__Your goal__
Find the string "напряжения" and gather every line that holds it.

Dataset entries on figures
● ● ● ● ● ● ●

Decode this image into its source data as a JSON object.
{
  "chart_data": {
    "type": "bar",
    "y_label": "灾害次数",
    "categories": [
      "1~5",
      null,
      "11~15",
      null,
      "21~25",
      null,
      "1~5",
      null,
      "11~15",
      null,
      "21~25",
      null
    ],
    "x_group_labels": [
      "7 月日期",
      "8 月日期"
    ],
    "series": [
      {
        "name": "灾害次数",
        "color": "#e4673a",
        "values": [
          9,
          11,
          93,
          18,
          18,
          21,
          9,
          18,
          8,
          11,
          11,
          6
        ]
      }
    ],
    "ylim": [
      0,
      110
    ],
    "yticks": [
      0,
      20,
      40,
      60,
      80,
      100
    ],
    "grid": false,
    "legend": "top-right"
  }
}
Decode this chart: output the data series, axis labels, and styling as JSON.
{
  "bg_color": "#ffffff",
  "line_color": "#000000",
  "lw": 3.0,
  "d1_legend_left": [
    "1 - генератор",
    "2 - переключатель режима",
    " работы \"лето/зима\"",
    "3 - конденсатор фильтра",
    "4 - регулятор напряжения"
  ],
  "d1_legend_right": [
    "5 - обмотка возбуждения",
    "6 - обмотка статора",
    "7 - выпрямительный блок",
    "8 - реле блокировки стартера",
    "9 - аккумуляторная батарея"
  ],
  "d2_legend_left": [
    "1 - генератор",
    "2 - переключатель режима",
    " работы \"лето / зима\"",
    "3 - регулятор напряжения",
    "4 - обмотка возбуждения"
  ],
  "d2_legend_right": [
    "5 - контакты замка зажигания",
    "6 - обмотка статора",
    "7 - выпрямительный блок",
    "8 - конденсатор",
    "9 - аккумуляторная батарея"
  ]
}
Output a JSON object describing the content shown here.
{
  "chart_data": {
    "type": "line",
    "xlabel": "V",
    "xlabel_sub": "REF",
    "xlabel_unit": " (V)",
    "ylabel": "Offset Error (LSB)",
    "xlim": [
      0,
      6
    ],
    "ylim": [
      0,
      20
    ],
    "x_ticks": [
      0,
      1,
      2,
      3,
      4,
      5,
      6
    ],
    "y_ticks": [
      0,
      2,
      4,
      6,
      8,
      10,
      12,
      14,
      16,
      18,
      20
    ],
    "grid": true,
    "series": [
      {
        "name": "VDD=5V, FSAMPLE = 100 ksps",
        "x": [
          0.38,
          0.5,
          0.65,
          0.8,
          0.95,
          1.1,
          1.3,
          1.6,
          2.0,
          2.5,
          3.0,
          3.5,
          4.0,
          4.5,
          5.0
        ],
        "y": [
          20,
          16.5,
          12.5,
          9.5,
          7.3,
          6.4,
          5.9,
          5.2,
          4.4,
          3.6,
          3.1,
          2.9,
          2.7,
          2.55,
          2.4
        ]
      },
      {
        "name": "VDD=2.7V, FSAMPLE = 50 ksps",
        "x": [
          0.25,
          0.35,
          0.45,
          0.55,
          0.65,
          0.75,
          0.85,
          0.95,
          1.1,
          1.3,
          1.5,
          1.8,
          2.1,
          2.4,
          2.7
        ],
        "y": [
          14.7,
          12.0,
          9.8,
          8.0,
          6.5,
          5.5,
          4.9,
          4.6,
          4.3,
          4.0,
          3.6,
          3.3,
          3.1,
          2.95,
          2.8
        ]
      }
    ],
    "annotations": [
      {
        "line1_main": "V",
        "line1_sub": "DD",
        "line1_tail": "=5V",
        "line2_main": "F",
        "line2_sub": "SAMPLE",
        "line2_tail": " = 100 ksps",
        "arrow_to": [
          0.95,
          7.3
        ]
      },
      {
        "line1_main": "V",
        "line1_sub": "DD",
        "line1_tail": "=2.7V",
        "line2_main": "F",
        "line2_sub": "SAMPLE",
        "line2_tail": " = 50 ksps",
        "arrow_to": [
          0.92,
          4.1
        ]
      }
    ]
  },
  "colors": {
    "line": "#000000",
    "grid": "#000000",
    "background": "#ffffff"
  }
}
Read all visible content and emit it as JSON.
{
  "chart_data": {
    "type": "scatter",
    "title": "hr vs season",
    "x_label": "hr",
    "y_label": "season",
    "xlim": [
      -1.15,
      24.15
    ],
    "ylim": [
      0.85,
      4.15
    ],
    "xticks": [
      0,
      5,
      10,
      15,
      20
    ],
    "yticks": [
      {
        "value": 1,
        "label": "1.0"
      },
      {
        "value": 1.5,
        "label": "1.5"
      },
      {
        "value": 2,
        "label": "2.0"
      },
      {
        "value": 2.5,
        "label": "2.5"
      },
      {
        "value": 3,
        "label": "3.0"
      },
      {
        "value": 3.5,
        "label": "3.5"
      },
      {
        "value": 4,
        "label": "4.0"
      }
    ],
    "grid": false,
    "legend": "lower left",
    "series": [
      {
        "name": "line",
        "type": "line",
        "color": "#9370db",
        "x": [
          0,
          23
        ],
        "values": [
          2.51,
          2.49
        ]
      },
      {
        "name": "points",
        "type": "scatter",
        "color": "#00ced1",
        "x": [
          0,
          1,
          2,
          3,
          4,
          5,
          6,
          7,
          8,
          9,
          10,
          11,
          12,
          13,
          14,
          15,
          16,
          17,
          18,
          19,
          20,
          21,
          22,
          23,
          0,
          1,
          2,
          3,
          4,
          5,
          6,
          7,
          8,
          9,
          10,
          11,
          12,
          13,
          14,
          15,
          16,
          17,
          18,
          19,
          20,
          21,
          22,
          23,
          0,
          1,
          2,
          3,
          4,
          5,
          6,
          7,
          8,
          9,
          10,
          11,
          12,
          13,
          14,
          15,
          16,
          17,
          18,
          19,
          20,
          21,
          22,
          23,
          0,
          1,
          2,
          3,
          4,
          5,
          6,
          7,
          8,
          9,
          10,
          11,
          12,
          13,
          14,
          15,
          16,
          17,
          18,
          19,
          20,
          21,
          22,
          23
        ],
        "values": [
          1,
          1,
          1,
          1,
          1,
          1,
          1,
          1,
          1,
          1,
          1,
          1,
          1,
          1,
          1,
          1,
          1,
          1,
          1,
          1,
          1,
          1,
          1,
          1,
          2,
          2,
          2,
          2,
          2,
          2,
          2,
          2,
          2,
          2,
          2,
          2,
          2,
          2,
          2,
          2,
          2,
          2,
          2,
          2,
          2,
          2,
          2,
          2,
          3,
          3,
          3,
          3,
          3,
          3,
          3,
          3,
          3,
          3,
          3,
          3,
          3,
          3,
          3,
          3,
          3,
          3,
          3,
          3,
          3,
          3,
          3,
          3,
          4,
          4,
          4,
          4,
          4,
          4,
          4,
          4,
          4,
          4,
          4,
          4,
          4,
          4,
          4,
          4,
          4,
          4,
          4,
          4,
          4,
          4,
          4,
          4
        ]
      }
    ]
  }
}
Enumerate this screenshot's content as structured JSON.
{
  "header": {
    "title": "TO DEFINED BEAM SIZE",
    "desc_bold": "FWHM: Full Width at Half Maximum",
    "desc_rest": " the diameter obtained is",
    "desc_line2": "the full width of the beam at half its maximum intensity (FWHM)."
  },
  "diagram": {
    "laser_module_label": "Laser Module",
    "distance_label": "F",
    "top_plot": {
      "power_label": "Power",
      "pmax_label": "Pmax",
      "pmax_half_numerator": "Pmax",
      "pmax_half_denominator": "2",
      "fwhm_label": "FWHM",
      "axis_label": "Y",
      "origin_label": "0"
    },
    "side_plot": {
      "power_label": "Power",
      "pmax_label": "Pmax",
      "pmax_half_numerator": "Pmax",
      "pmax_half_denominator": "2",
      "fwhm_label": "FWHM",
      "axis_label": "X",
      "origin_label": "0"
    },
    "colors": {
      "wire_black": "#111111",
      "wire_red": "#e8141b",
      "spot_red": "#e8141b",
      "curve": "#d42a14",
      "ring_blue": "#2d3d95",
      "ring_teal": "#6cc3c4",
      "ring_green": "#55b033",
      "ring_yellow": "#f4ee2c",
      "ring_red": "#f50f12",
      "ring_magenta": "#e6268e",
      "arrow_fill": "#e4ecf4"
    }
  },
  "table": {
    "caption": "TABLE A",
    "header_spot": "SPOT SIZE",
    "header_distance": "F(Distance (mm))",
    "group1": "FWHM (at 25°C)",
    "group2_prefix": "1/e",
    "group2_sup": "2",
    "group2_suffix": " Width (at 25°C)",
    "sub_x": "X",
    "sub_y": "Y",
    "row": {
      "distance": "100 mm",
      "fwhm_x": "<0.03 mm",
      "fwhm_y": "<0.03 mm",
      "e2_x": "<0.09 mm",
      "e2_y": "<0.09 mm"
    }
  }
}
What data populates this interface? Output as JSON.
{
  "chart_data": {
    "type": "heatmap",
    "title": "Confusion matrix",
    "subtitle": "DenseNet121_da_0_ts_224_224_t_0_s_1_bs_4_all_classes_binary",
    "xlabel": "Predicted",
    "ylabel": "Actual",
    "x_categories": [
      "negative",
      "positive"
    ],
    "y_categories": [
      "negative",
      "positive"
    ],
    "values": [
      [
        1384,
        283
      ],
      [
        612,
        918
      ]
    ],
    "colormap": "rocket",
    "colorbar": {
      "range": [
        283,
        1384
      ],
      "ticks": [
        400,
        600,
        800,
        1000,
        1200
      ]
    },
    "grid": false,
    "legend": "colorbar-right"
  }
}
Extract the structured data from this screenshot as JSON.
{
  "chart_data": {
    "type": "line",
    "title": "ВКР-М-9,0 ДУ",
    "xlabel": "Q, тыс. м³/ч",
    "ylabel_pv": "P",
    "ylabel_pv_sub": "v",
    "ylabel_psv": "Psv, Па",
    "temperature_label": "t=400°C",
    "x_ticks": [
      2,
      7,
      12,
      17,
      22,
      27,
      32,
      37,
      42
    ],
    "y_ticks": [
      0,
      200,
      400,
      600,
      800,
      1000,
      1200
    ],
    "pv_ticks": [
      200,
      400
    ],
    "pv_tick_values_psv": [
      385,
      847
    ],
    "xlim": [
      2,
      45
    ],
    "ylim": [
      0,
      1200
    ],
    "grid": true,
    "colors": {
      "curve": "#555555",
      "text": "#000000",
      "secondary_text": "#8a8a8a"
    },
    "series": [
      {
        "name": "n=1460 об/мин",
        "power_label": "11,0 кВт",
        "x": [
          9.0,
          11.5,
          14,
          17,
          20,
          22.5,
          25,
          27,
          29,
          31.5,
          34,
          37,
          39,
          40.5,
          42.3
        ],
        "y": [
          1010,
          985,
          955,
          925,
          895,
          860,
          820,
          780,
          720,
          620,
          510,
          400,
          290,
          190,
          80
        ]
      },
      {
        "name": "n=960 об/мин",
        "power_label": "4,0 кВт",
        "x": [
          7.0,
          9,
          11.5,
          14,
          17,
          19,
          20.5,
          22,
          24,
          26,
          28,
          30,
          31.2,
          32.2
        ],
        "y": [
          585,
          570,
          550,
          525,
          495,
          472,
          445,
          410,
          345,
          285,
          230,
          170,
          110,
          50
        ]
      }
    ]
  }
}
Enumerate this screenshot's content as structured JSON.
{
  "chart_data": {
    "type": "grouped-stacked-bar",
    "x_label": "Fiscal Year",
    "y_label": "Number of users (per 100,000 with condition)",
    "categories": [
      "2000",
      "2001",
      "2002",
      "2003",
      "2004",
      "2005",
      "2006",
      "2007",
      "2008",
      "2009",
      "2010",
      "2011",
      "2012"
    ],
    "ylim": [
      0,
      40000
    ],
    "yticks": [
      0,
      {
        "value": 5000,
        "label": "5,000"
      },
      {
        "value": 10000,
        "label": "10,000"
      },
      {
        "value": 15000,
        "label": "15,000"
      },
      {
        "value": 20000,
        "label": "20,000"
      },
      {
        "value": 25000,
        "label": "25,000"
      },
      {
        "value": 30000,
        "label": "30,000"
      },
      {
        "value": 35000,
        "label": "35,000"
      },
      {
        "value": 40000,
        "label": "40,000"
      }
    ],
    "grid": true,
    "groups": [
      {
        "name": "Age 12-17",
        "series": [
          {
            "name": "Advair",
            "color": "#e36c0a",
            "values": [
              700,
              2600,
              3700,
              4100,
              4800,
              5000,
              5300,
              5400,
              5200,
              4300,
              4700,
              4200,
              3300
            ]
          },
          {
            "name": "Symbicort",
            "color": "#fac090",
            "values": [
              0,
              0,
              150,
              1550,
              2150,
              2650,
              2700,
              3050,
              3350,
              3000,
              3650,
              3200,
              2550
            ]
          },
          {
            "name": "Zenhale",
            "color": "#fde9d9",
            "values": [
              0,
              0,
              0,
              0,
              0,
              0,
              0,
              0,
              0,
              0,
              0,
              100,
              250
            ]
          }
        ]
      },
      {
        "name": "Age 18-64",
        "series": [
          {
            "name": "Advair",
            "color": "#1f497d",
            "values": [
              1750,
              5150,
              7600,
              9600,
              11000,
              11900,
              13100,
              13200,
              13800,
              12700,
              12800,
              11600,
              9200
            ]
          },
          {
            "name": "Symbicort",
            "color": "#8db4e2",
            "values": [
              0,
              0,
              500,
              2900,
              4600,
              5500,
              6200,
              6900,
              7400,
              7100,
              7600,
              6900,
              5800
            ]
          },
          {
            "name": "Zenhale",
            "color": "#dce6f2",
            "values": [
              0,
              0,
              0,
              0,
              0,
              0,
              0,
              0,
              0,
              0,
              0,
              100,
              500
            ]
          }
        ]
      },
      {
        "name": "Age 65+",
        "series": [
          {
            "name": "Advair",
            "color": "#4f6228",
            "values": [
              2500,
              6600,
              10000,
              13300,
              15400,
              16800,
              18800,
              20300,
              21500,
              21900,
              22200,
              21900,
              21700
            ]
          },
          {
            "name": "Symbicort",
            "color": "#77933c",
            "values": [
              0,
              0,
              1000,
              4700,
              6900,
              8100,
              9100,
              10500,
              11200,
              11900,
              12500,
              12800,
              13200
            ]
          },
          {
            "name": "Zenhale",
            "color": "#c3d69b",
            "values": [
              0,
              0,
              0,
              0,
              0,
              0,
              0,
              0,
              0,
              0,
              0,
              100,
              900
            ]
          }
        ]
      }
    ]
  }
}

● ● ● ● ● ● ●

__Result__
    "4 - регулятор напряжения"
    "3 - регулятор напряжения",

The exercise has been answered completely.